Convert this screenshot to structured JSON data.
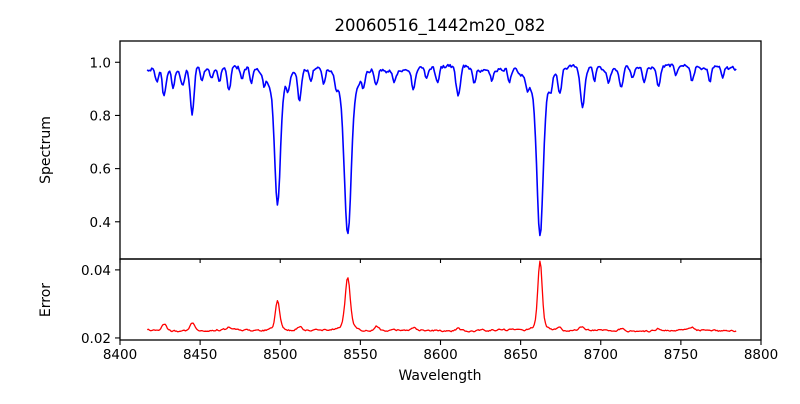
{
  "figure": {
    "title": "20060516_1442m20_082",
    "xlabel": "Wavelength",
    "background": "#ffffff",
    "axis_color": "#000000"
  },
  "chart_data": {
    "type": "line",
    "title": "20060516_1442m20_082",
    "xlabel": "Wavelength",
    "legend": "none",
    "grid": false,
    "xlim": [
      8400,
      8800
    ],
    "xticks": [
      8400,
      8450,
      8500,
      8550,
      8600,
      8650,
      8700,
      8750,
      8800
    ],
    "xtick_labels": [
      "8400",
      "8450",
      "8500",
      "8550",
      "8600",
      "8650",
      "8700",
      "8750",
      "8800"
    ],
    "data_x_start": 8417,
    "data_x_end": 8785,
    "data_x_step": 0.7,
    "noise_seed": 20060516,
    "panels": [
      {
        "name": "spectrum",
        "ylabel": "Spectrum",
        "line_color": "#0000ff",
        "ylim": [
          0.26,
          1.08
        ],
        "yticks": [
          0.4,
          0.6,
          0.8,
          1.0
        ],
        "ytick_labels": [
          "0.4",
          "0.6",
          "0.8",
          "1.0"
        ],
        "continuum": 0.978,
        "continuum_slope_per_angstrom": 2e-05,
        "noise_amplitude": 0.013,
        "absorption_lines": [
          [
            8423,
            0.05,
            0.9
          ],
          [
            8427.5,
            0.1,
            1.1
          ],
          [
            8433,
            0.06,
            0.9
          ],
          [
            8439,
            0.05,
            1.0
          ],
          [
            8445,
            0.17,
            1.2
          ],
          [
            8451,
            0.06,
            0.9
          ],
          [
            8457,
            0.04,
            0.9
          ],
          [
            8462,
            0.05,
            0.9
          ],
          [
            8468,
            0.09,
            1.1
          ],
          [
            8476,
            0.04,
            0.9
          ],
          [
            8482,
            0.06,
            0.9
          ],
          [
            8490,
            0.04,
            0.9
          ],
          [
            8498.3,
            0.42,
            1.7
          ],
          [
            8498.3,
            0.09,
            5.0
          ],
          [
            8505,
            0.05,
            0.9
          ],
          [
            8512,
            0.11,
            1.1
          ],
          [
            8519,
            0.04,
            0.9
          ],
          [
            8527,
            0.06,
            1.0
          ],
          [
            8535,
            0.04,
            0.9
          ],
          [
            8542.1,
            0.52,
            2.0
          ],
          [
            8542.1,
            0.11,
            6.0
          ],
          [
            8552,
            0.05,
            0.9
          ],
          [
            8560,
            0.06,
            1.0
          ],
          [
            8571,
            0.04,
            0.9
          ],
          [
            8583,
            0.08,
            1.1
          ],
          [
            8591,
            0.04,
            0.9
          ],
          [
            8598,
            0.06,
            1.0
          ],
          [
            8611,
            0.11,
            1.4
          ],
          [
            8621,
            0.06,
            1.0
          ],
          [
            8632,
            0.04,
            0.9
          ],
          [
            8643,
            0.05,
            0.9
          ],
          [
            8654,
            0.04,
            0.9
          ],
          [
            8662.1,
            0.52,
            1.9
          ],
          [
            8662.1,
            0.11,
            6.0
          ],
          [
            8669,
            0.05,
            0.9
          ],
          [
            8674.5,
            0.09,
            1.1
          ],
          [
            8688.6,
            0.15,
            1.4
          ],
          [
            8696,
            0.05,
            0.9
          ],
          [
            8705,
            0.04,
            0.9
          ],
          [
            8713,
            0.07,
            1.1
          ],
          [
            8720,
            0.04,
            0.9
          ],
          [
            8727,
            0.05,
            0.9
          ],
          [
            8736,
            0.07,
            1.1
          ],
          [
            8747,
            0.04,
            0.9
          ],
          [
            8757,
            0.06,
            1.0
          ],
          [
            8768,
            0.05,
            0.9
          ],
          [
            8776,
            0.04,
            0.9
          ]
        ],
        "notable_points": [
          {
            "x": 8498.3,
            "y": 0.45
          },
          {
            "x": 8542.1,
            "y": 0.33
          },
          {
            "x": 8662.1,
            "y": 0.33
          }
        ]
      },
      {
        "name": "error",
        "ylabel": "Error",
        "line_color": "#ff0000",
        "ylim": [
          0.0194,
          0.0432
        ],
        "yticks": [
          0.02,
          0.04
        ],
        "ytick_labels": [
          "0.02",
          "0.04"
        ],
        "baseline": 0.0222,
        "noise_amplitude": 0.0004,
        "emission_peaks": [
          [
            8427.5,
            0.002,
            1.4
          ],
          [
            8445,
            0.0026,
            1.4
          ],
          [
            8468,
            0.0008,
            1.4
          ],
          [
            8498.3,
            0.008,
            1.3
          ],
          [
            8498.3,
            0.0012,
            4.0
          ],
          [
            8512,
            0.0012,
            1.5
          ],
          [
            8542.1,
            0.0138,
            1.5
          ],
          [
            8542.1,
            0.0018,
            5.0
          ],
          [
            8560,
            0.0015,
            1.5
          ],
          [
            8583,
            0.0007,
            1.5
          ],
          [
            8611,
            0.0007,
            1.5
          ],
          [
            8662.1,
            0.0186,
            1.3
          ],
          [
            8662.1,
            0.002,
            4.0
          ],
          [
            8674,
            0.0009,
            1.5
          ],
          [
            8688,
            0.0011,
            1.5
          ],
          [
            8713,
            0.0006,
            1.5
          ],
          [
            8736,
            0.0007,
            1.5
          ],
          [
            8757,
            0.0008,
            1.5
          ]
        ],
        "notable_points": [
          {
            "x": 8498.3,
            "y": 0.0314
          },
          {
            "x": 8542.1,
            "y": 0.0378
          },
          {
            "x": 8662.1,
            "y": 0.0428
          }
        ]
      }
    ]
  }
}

---

### [SHORT TASK]
Transcribe the listing in full. Omit the pictures and keep every line exact.

### [REPLY TO THE EXERCISE]
Convert this screenshot to structured JSON data.
{
  "figure": {
    "title": "20060516_1442m20_082",
    "xlabel": "Wavelength",
    "background": "#ffffff",
    "axis_color": "#000000"
  },
  "chart_data": {
    "type": "line",
    "title": "20060516_1442m20_082",
    "xlabel": "Wavelength",
    "legend": "none",
    "grid": false,
    "xlim": [
      8400,
      8800
    ],
    "xticks": [
      8400,
      8450,
      8500,
      8550,
      8600,
      8650,
      8700,
      8750,
      8800
    ],
    "xtick_labels": [
      "8400",
      "8450",
      "8500",
      "8550",
      "8600",
      "8650",
      "8700",
      "8750",
      "8800"
    ],
    "data_x_start": 8417,
    "data_x_end": 8785,
    "data_x_step": 0.7,
    "noise_seed": 20060516,
    "panels": [
      {
        "name": "spectrum",
        "ylabel": "Spectrum",
        "line_color": "#0000ff",
        "ylim": [
          0.26,
          1.08
        ],
        "yticks": [
          0.4,
          0.6,
          0.8,
          1.0
        ],
        "ytick_labels": [
          "0.4",
          "0.6",
          "0.8",
          "1.0"
        ],
        "continuum": 0.978,
        "continuum_slope_per_angstrom": 2e-05,
        "noise_amplitude": 0.013,
        "absorption_lines": [
          [
            8423,
            0.05,
            0.9
          ],
          [
            8427.5,
            0.1,
            1.1
          ],
          [
            8433,
            0.06,
            0.9
          ],
          [
            8439,
            0.05,
            1.0
          ],
          [
            8445,
            0.17,
            1.2
          ],
          [
            8451,
            0.06,
            0.9
          ],
          [
            8457,
            0.04,
            0.9
          ],
          [
            8462,
            0.05,
            0.9
          ],
          [
            8468,
            0.09,
            1.1
          ],
          [
            8476,
            0.04,
            0.9
          ],
          [
            8482,
            0.06,
            0.9
          ],
          [
            8490,
            0.04,
            0.9
          ],
          [
            8498.3,
            0.42,
            1.7
          ],
          [
            8498.3,
            0.09,
            5.0
          ],
          [
            8505,
            0.05,
            0.9
          ],
          [
            8512,
            0.11,
            1.1
          ],
          [
            8519,
            0.04,
            0.9
          ],
          [
            8527,
            0.06,
            1.0
          ],
          [
            8535,
            0.04,
            0.9
          ],
          [
            8542.1,
            0.52,
            2.0
          ],
          [
            8542.1,
            0.11,
            6.0
          ],
          [
            8552,
            0.05,
            0.9
          ],
          [
            8560,
            0.06,
            1.0
          ],
          [
            8571,
            0.04,
            0.9
          ],
          [
            8583,
            0.08,
            1.1
          ],
          [
            8591,
            0.04,
            0.9
          ],
          [
            8598,
            0.06,
            1.0
          ],
          [
            8611,
            0.11,
            1.4
          ],
          [
            8621,
            0.06,
            1.0
          ],
          [
            8632,
            0.04,
            0.9
          ],
          [
            8643,
            0.05,
            0.9
          ],
          [
            8654,
            0.04,
            0.9
          ],
          [
            8662.1,
            0.52,
            1.9
          ],
          [
            8662.1,
            0.11,
            6.0
          ],
          [
            8669,
            0.05,
            0.9
          ],
          [
            8674.5,
            0.09,
            1.1
          ],
          [
            8688.6,
            0.15,
            1.4
          ],
          [
            8696,
            0.05,
            0.9
          ],
          [
            8705,
            0.04,
            0.9
          ],
          [
            8713,
            0.07,
            1.1
          ],
          [
            8720,
            0.04,
            0.9
          ],
          [
            8727,
            0.05,
            0.9
          ],
          [
            8736,
            0.07,
            1.1
          ],
          [
            8747,
            0.04,
            0.9
          ],
          [
            8757,
            0.06,
            1.0
          ],
          [
            8768,
            0.05,
            0.9
          ],
          [
            8776,
            0.04,
            0.9
          ]
        ],
        "notable_points": [
          {
            "x": 8498.3,
            "y": 0.45
          },
          {
            "x": 8542.1,
            "y": 0.33
          },
          {
            "x": 8662.1,
            "y": 0.33
          }
        ]
      },
      {
        "name": "error",
        "ylabel": "Error",
        "line_color": "#ff0000",
        "ylim": [
          0.0194,
          0.0432
        ],
        "yticks": [
          0.02,
          0.04
        ],
        "ytick_labels": [
          "0.02",
          "0.04"
        ],
        "baseline": 0.0222,
        "noise_amplitude": 0.0004,
        "emission_peaks": [
          [
            8427.5,
            0.002,
            1.4
          ],
          [
            8445,
            0.0026,
            1.4
          ],
          [
            8468,
            0.0008,
            1.4
          ],
          [
            8498.3,
            0.008,
            1.3
          ],
          [
            8498.3,
            0.0012,
            4.0
          ],
          [
            8512,
            0.0012,
            1.5
          ],
          [
            8542.1,
            0.0138,
            1.5
          ],
          [
            8542.1,
            0.0018,
            5.0
          ],
          [
            8560,
            0.0015,
            1.5
          ],
          [
            8583,
            0.0007,
            1.5
          ],
          [
            8611,
            0.0007,
            1.5
          ],
          [
            8662.1,
            0.0186,
            1.3
          ],
          [
            8662.1,
            0.002,
            4.0
          ],
          [
            8674,
            0.0009,
            1.5
          ],
          [
            8688,
            0.0011,
            1.5
          ],
          [
            8713,
            0.0006,
            1.5
          ],
          [
            8736,
            0.0007,
            1.5
          ],
          [
            8757,
            0.0008,
            1.5
          ]
        ],
        "notable_points": [
          {
            "x": 8498.3,
            "y": 0.0314
          },
          {
            "x": 8542.1,
            "y": 0.0378
          },
          {
            "x": 8662.1,
            "y": 0.0428
          }
        ]
      }
    ]
  }
}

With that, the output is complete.